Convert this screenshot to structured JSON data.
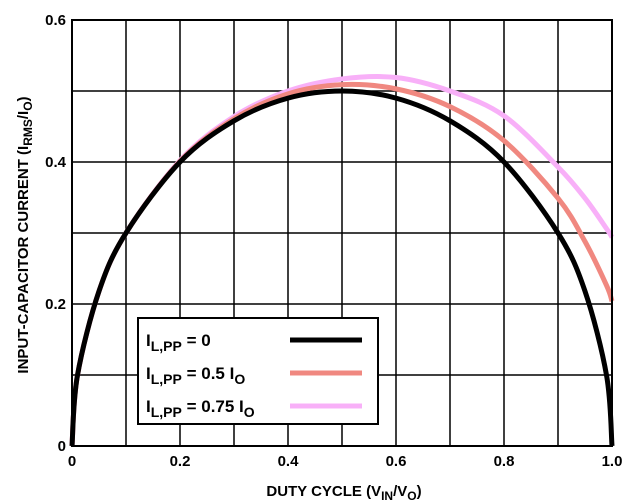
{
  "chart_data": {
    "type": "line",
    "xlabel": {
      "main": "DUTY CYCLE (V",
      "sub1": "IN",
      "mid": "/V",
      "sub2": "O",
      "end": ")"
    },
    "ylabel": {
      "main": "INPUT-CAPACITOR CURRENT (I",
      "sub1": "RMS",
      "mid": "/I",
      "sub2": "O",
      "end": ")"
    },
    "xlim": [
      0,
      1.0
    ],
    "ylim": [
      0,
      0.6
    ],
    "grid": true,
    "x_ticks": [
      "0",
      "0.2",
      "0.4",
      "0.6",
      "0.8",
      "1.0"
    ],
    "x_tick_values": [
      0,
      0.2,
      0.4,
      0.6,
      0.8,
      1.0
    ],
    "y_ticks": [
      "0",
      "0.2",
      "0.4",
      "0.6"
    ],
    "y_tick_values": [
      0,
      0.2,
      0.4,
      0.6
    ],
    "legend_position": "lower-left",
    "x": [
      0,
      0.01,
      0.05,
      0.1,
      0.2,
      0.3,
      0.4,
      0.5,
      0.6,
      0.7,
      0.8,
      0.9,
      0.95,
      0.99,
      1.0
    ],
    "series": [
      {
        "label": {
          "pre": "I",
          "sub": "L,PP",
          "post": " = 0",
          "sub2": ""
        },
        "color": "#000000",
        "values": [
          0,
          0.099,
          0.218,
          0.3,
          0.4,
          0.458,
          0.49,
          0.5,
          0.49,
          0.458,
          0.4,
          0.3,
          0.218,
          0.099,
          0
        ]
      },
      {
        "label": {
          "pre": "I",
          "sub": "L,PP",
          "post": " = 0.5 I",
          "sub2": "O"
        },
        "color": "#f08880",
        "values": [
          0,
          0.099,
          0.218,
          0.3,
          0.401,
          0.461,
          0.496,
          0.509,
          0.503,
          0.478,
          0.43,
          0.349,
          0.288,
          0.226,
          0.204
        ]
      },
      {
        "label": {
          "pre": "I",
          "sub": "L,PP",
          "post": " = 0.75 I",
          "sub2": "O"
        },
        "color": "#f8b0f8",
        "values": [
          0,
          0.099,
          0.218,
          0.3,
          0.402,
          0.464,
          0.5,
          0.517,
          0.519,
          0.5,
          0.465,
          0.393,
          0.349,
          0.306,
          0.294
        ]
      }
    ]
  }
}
^^^^
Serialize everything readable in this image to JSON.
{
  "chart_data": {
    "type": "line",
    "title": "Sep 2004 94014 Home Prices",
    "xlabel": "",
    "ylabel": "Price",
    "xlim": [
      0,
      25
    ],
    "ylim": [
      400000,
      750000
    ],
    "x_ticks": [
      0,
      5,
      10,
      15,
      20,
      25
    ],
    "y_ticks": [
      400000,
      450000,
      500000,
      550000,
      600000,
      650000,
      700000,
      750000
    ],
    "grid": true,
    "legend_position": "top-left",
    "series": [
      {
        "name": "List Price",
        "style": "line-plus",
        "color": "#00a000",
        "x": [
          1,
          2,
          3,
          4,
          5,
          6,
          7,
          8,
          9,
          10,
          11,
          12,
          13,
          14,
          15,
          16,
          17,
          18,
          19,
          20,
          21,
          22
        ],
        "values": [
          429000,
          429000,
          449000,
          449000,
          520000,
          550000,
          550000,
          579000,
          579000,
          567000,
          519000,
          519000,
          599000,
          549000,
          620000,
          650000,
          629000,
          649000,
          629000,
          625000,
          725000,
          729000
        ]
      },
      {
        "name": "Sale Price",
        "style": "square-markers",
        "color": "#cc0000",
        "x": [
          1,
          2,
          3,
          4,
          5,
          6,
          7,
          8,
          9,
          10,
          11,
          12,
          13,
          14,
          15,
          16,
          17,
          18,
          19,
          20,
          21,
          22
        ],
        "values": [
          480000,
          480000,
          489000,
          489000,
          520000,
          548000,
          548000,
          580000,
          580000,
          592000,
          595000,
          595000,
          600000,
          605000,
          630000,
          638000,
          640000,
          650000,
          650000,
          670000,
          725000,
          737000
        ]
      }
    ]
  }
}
^^^^
WHAT YOU SHOULD DO —
Report every line containing the word "left" from the listing above.

COMPLETED EXERCISE —
    "legend_position": "lower-left",
    "legend_position": "top-left",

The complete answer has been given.